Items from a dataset

——————————

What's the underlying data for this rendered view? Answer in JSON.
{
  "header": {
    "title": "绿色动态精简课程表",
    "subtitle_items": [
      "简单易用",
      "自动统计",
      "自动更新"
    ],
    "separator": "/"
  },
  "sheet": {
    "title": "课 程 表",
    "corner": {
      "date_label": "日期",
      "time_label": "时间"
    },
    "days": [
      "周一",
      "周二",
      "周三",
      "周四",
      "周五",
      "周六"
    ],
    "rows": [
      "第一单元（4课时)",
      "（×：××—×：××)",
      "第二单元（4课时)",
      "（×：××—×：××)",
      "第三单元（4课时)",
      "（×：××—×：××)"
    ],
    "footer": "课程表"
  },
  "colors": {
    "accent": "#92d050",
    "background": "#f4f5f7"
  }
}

——————————

Give back all the records exactly as they stand.

What's the underlying data for this rendered view? Answer in JSON.
{
  "header": {
    "title": "绿色动态精简课程表",
    "subtitle_items": [
      "简单易用",
      "自动统计",
      "自动更新"
    ],
    "separator": "/"
  },
  "sheet": {
    "title": "课 程 表",
    "corner": {
      "date_label": "日期",
      "time_label": "时间"
    },
    "days": [
      "周一",
      "周二",
      "周三",
      "周四",
      "周五",
      "周六"
    ],
    "rows": [
      "第一单元（4课时)",
      "（×：××—×：××)",
      "第二单元（4课时)",
      "（×：××—×：××)",
      "第三单元（4课时)",
      "（×：××—×：××)"
    ],
    "footer": "课程表"
  },
  "colors": {
    "accent": "#92d050",
    "background": "#f4f5f7"
  }
}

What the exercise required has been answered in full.